Set task: Answer with nothing but the number of lines that include the word "thousands".

BEGIN Data for the task

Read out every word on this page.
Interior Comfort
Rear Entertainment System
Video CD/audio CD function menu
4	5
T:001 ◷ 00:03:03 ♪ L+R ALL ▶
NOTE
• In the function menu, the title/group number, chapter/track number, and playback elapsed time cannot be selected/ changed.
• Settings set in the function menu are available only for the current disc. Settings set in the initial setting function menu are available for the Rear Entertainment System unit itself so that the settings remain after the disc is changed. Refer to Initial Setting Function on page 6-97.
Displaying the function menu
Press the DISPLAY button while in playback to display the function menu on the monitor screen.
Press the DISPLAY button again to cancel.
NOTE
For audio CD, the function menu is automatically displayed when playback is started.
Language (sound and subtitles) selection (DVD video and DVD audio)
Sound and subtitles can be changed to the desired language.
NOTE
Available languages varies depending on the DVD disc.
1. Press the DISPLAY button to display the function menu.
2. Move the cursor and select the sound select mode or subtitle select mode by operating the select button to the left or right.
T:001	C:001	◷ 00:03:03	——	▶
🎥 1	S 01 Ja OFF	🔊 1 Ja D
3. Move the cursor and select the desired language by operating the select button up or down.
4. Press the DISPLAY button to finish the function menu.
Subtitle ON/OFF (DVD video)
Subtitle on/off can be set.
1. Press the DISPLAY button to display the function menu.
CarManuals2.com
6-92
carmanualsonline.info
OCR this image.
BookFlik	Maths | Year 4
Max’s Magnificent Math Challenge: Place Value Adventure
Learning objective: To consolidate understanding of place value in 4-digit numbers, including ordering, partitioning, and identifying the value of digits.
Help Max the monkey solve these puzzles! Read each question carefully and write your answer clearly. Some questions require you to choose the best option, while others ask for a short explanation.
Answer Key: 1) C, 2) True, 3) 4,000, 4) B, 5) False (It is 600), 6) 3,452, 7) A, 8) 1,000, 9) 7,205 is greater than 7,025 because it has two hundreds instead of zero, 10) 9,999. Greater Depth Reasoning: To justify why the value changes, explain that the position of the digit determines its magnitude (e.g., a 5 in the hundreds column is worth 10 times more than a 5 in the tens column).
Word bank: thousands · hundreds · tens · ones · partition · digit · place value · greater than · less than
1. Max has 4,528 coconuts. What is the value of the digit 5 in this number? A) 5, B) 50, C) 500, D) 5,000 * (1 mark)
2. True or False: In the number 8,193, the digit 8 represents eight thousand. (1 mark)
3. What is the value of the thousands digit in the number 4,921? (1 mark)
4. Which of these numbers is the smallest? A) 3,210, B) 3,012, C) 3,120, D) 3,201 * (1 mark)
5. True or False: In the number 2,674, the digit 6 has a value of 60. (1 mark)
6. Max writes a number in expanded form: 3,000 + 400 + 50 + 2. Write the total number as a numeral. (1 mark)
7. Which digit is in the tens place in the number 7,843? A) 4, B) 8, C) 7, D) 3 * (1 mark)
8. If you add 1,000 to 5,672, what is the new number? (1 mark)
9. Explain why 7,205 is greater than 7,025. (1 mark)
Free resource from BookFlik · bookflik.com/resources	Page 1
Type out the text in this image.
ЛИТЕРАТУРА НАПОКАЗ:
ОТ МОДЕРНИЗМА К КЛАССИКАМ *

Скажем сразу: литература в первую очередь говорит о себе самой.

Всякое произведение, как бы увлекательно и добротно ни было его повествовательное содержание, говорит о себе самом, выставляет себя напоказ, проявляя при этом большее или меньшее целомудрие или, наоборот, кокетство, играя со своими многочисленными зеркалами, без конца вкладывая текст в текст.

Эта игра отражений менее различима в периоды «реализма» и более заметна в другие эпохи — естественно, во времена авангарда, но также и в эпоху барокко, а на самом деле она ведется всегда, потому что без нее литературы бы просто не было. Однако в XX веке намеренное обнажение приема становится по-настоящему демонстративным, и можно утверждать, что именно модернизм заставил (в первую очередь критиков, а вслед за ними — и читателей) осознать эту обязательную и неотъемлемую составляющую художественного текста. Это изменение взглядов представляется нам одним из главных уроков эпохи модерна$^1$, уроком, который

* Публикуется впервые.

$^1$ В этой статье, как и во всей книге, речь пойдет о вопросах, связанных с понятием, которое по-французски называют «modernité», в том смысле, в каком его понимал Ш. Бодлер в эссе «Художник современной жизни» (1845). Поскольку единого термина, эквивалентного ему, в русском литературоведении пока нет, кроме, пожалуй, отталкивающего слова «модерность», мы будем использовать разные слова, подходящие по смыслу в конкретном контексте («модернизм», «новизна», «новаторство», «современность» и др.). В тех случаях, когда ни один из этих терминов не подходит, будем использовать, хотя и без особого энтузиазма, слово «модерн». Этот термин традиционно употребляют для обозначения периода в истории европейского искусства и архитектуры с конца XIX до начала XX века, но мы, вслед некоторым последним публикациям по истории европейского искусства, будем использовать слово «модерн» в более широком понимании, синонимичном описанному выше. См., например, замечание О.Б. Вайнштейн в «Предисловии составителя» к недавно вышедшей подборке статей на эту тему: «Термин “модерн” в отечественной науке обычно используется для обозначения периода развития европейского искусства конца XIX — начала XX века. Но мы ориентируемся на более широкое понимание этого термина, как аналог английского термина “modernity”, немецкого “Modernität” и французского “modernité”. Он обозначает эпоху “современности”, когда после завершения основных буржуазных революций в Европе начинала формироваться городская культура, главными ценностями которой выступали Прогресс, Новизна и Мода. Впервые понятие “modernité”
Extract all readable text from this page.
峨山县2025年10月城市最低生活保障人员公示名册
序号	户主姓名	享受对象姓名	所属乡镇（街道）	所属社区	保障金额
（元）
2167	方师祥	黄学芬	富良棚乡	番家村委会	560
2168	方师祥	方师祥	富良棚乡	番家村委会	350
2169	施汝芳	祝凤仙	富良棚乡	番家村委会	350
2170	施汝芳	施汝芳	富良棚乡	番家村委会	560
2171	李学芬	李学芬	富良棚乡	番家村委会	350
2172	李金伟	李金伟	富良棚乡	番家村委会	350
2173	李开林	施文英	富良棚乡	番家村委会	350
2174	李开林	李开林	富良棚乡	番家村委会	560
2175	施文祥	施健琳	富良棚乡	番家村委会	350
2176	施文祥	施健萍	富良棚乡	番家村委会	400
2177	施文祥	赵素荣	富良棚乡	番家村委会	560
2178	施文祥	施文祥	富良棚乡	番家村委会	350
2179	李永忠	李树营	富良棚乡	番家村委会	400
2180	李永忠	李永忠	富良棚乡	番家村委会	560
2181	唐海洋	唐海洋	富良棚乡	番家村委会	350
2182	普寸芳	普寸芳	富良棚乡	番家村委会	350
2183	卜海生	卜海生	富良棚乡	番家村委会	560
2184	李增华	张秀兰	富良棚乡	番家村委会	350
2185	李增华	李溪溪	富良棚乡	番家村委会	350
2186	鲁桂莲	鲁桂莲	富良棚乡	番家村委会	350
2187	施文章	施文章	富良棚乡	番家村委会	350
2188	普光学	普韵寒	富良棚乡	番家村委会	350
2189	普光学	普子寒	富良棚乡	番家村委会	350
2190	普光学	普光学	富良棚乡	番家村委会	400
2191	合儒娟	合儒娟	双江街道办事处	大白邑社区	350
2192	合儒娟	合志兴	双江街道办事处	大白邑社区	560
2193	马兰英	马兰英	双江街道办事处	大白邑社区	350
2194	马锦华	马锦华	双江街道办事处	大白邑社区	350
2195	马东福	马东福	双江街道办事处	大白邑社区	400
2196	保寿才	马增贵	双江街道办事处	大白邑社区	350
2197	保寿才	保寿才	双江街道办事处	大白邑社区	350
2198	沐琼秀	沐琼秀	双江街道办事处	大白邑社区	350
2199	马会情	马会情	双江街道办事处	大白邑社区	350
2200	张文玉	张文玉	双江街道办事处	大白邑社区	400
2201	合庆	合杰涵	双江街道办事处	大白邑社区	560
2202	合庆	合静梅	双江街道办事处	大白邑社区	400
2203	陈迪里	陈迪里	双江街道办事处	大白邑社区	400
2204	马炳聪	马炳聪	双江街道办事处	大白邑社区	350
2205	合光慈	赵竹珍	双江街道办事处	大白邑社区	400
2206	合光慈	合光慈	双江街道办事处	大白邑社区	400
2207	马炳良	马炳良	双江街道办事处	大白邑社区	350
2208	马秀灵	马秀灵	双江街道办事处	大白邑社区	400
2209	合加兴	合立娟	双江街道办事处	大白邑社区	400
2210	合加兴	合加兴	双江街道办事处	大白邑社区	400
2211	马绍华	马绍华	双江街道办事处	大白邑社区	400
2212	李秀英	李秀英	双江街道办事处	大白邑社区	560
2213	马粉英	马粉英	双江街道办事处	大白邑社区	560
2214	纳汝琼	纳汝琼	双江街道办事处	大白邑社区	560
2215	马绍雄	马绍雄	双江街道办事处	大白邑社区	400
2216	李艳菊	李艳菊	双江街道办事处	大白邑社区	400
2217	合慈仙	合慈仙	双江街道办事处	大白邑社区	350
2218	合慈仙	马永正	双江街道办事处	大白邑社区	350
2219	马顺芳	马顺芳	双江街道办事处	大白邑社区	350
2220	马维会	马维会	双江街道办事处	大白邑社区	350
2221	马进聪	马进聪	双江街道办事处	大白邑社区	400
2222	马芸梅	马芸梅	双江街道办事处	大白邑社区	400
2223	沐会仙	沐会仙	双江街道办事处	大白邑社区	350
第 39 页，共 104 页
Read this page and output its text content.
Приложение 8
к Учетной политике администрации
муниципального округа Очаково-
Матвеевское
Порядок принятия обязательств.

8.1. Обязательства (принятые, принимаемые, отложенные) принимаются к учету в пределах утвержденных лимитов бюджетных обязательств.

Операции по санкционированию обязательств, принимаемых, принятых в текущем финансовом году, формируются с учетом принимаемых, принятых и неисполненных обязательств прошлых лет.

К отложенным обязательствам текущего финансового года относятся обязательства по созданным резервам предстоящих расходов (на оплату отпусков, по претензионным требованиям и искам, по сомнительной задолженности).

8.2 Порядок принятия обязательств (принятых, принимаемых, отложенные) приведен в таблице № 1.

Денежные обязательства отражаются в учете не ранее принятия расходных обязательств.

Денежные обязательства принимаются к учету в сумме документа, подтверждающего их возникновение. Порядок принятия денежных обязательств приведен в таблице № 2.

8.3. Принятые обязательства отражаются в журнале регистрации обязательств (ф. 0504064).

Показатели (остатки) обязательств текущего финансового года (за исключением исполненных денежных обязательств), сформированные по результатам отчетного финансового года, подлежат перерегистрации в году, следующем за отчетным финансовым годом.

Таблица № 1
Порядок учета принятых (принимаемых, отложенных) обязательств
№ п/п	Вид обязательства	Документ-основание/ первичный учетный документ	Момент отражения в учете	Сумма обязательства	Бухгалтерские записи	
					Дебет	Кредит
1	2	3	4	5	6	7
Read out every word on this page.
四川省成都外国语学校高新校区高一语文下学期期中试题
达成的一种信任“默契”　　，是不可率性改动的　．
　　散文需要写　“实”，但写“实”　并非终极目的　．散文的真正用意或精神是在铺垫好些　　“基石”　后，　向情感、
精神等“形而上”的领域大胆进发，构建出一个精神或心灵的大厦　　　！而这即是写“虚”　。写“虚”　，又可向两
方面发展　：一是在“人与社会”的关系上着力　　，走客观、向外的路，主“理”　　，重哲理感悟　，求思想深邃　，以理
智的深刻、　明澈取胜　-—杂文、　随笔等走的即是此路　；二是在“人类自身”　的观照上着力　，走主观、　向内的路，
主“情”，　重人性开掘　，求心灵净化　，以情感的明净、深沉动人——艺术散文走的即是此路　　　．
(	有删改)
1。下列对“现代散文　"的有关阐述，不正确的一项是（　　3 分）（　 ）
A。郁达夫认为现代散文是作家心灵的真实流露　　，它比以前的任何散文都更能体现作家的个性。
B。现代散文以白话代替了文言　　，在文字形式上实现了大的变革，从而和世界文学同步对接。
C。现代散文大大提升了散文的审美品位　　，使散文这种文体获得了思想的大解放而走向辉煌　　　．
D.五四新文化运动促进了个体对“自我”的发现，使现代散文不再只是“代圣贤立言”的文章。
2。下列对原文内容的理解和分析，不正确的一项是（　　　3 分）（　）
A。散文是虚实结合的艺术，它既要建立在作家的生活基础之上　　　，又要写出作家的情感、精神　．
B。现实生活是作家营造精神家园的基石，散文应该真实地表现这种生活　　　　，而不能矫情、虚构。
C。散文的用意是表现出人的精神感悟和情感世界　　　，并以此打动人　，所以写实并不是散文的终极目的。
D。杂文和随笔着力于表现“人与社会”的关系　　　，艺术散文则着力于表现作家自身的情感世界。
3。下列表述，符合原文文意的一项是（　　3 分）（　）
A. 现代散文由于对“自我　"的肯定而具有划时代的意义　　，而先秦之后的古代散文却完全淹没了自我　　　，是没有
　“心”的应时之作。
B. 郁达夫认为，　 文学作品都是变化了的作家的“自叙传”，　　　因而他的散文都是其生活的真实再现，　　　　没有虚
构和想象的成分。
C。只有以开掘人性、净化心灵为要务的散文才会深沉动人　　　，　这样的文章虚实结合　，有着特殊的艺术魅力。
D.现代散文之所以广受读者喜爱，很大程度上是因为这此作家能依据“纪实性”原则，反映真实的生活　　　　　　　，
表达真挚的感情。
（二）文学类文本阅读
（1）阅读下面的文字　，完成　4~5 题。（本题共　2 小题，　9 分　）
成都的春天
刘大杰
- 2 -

END Data for the task

Solution to this problem: 2